ENTRIES
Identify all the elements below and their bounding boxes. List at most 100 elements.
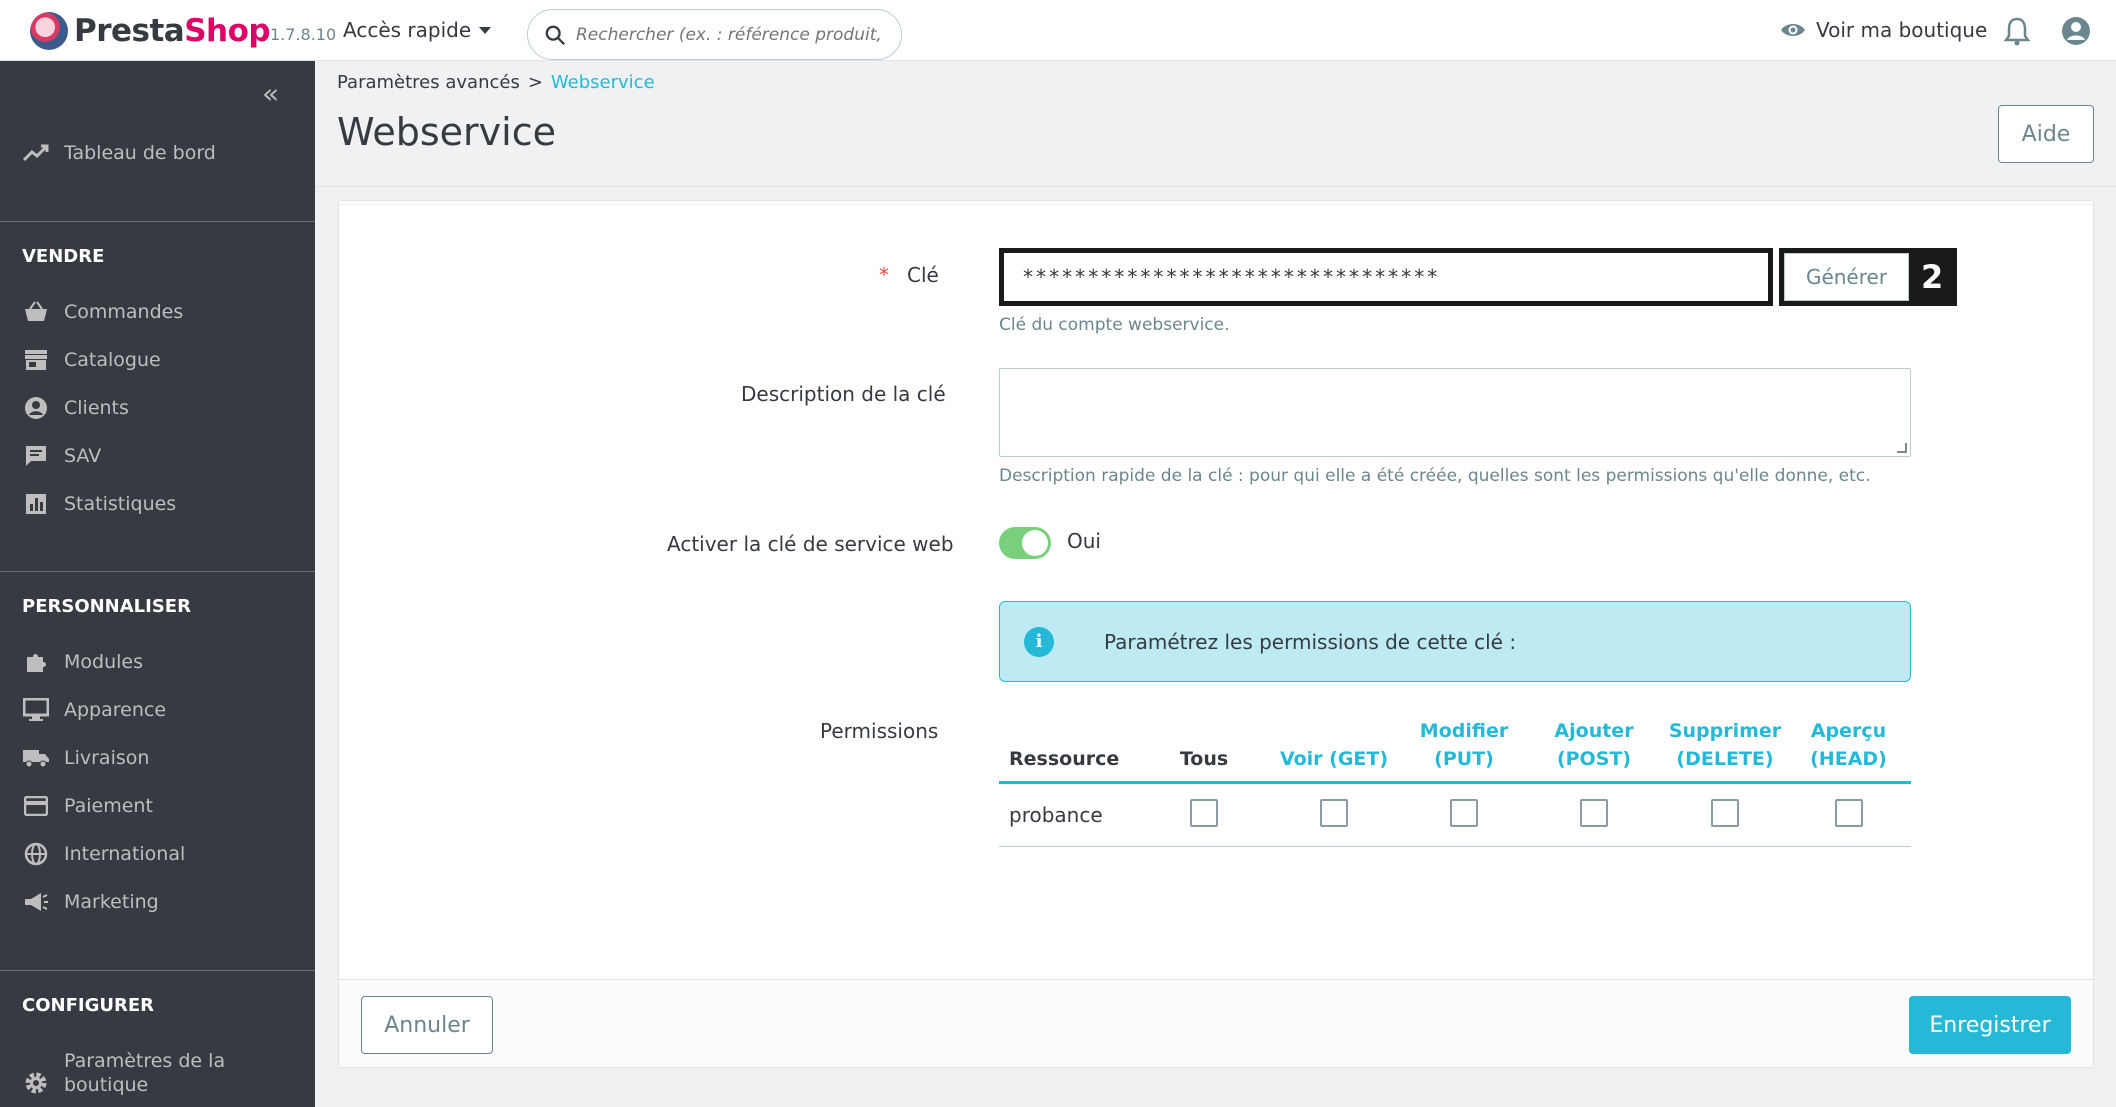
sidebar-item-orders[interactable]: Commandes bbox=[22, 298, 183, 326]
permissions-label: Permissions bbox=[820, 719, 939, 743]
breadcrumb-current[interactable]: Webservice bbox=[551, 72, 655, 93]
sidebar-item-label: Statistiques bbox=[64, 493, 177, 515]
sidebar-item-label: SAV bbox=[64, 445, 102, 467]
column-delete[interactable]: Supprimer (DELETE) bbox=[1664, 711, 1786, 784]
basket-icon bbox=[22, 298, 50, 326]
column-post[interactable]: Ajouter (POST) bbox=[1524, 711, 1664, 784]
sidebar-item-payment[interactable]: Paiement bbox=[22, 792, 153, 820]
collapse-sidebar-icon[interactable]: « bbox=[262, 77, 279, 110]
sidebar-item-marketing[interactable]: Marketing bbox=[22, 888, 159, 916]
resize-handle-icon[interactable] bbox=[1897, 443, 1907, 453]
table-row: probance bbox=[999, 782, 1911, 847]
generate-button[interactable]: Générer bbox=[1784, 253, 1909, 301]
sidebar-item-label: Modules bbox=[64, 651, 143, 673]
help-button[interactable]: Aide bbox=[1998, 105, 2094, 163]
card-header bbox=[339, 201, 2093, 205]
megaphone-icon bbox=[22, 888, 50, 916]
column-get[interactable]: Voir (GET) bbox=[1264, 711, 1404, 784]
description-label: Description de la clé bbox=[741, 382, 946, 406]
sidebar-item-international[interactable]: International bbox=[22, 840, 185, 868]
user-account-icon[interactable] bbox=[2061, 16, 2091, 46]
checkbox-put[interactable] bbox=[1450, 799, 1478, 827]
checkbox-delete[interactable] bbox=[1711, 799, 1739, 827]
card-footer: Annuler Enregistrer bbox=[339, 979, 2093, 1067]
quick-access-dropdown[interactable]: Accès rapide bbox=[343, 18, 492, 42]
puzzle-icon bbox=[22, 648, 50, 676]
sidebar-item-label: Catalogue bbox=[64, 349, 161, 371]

EXERCISE TASK
Rewrite every line of the rows above as a JSON list of strings, one string per line, skipping blank lines. Omit the pictures.

OUTPUT FOR THIS TASK
[
  "Identify all the elements below and their bounding boxes. List at most 100 elements.",
  "sidebar-item-orders[interactable]: Commandes bbox=[22, 298, 183, 326]",
  "permissions-label: Permissions bbox=[820, 719, 939, 743]",
  "breadcrumb-current[interactable]: Webservice bbox=[551, 72, 655, 93]",
  "sidebar-item-label: Statistiques bbox=[64, 493, 177, 515]",
  "sidebar-item-label: SAV bbox=[64, 445, 102, 467]",
  "column-delete[interactable]: Supprimer (DELETE) bbox=[1664, 711, 1786, 784]",
  "basket-icon bbox=[22, 298, 50, 326]",
  "column-post[interactable]: Ajouter (POST) bbox=[1524, 711, 1664, 784]",
  "sidebar-item-payment[interactable]: Paiement bbox=[22, 792, 153, 820]",
  "collapse-sidebar-icon[interactable]: « bbox=[262, 77, 279, 110]",
  "sidebar-item-marketing[interactable]: Marketing bbox=[22, 888, 159, 916]",
  "resize-handle-icon[interactable] bbox=[1897, 443, 1907, 453]",
  "table-row: probance bbox=[999, 782, 1911, 847]",
  "generate-button[interactable]: Générer bbox=[1784, 253, 1909, 301]",
  "sidebar-item-label: Modules bbox=[64, 651, 143, 673]",
  "help-button[interactable]: Aide bbox=[1998, 105, 2094, 163]",
  "card-header bbox=[339, 201, 2093, 205]",
  "megaphone-icon bbox=[22, 888, 50, 916]",
  "column-get[interactable]: Voir (GET) bbox=[1264, 711, 1404, 784]",
  "description-label: Description de la clé bbox=[741, 382, 946, 406]",
  "sidebar-item-international[interactable]: International bbox=[22, 840, 185, 868]",
  "user-account-icon[interactable] bbox=[2061, 16, 2091, 46]",
  "checkbox-put[interactable] bbox=[1450, 799, 1478, 827]",
  "checkbox-delete[interactable] bbox=[1711, 799, 1739, 827]",
  "card-footer: Annuler Enregistrer bbox=[339, 979, 2093, 1067]",
  "quick-access-dropdown[interactable]: Accès rapide bbox=[343, 18, 492, 42]",
  "puzzle-icon bbox=[22, 648, 50, 676]",
  "sidebar-item-label: Catalogue bbox=[64, 349, 161, 371]"
]